■ **MATERIAL**
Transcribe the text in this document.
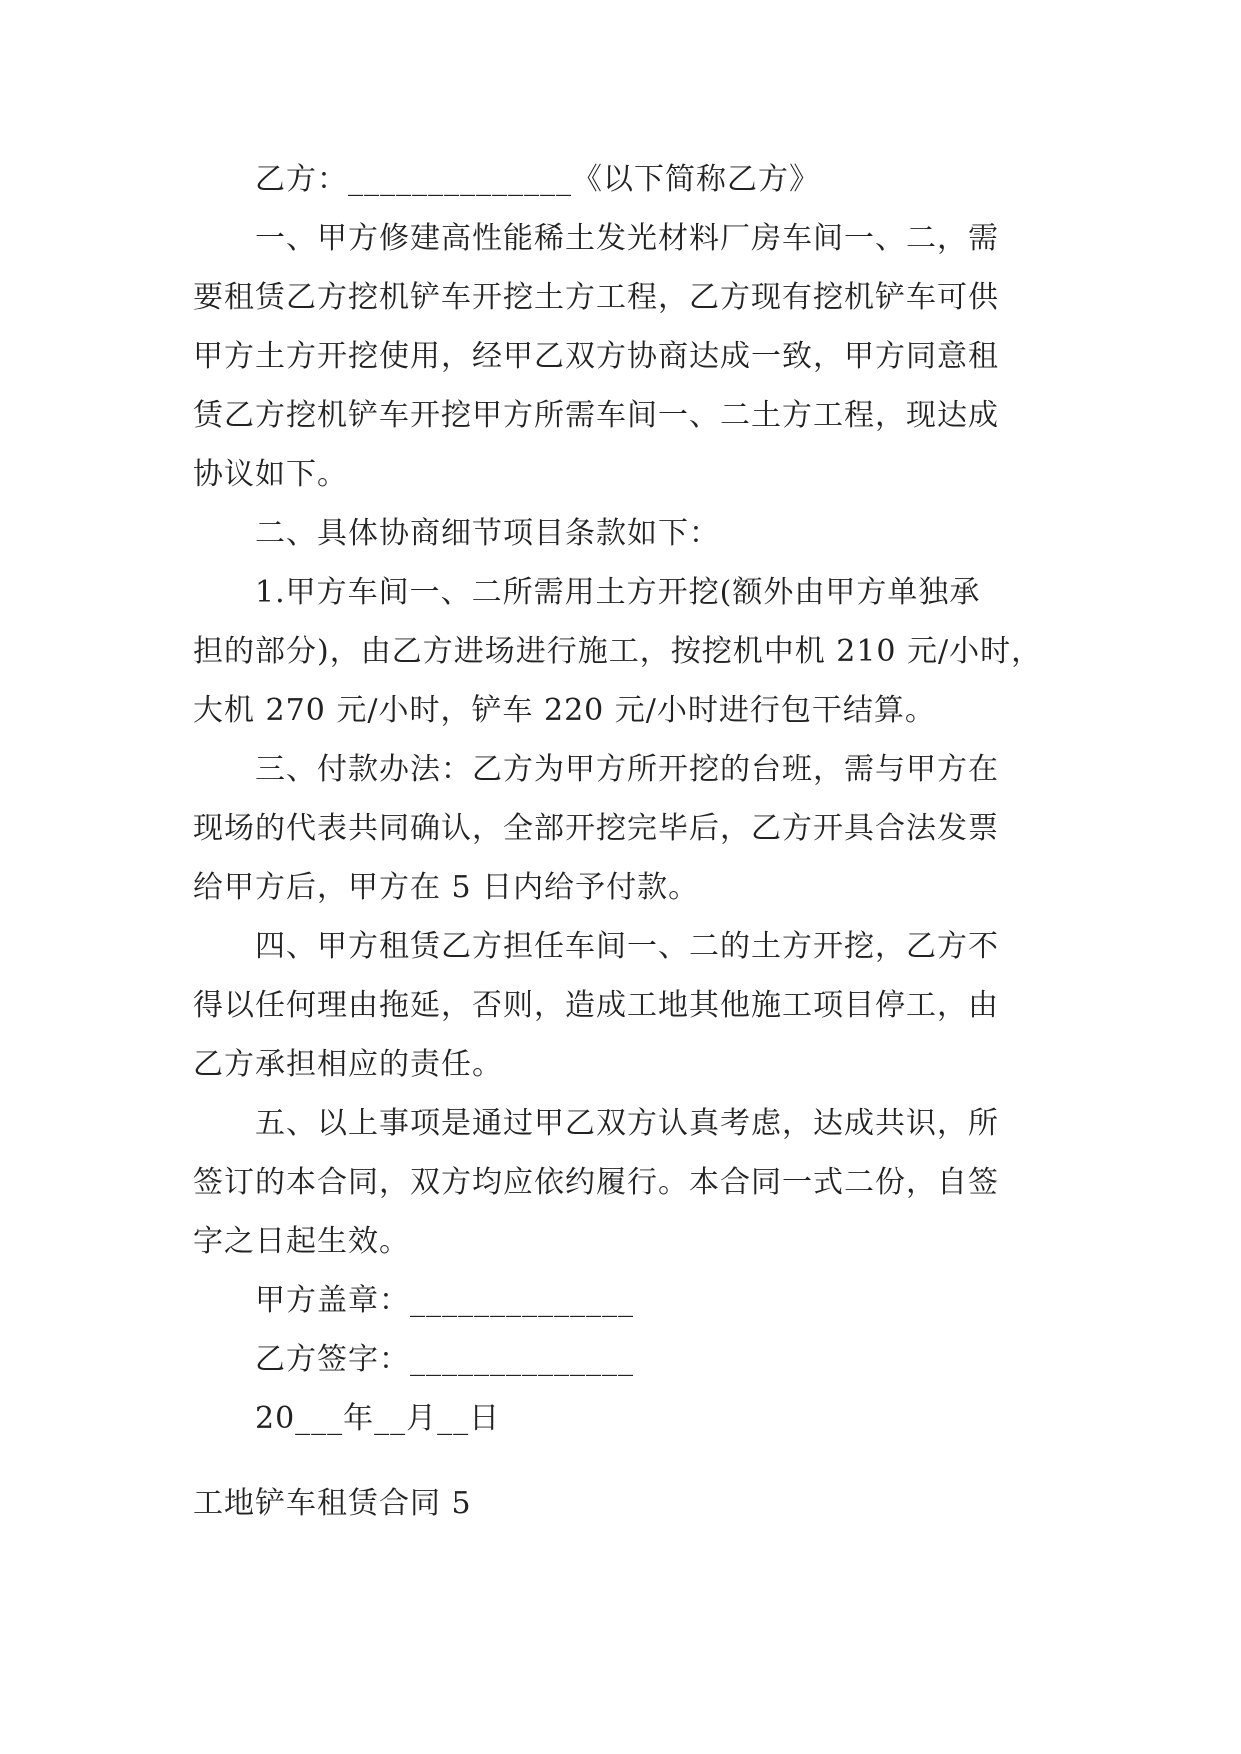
乙方：______________《以下简称乙方》
一、甲方修建高性能稀土发光材料厂房车间一、二，需
要租赁乙方挖机铲车开挖土方工程，乙方现有挖机铲车可供
甲方土方开挖使用，经甲乙双方协商达成一致，甲方同意租
赁乙方挖机铲车开挖甲方所需车间一、二土方工程，现达成
协议如下。
二、具体协商细节项目条款如下：
1.甲方车间一、二所需用土方开挖(额外由甲方单独承
担的部分)，由乙方进场进行施工，按挖机中机 210 元/小时，
大机 270 元/小时，铲车 220 元/小时进行包干结算。
三、付款办法：乙方为甲方所开挖的台班，需与甲方在
现场的代表共同确认，全部开挖完毕后，乙方开具合法发票
给甲方后，甲方在 5 日内给予付款。
四、甲方租赁乙方担任车间一、二的土方开挖，乙方不
得以任何理由拖延，否则，造成工地其他施工项目停工，由
乙方承担相应的责任。
五、以上事项是通过甲乙双方认真考虑，达成共识，所
签订的本合同，双方均应依约履行。本合同一式二份，自签
字之日起生效。
甲方盖章：______________
乙方签字：______________
20___年__月__日
工地铲车租赁合同 5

■ **PROBLEM TO SOLVE**
The records above are to be restated exactly, without their pictures.

■ **SOLUTION TO THIS PROBLEM**
Transcribe the text in this document.
乙方：______________《以下简称乙方》
一、甲方修建高性能稀土发光材料厂房车间一、二，需
要租赁乙方挖机铲车开挖土方工程，乙方现有挖机铲车可供
甲方土方开挖使用，经甲乙双方协商达成一致，甲方同意租
赁乙方挖机铲车开挖甲方所需车间一、二土方工程，现达成
协议如下。
二、具体协商细节项目条款如下：
1.甲方车间一、二所需用土方开挖(额外由甲方单独承
担的部分)，由乙方进场进行施工，按挖机中机 210 元/小时，
大机 270 元/小时，铲车 220 元/小时进行包干结算。
三、付款办法：乙方为甲方所开挖的台班，需与甲方在
现场的代表共同确认，全部开挖完毕后，乙方开具合法发票
给甲方后，甲方在 5 日内给予付款。
四、甲方租赁乙方担任车间一、二的土方开挖，乙方不
得以任何理由拖延，否则，造成工地其他施工项目停工，由
乙方承担相应的责任。
五、以上事项是通过甲乙双方认真考虑，达成共识，所
签订的本合同，双方均应依约履行。本合同一式二份，自签
字之日起生效。
甲方盖章：______________
乙方签字：______________
20___年__月__日
工地铲车租赁合同 5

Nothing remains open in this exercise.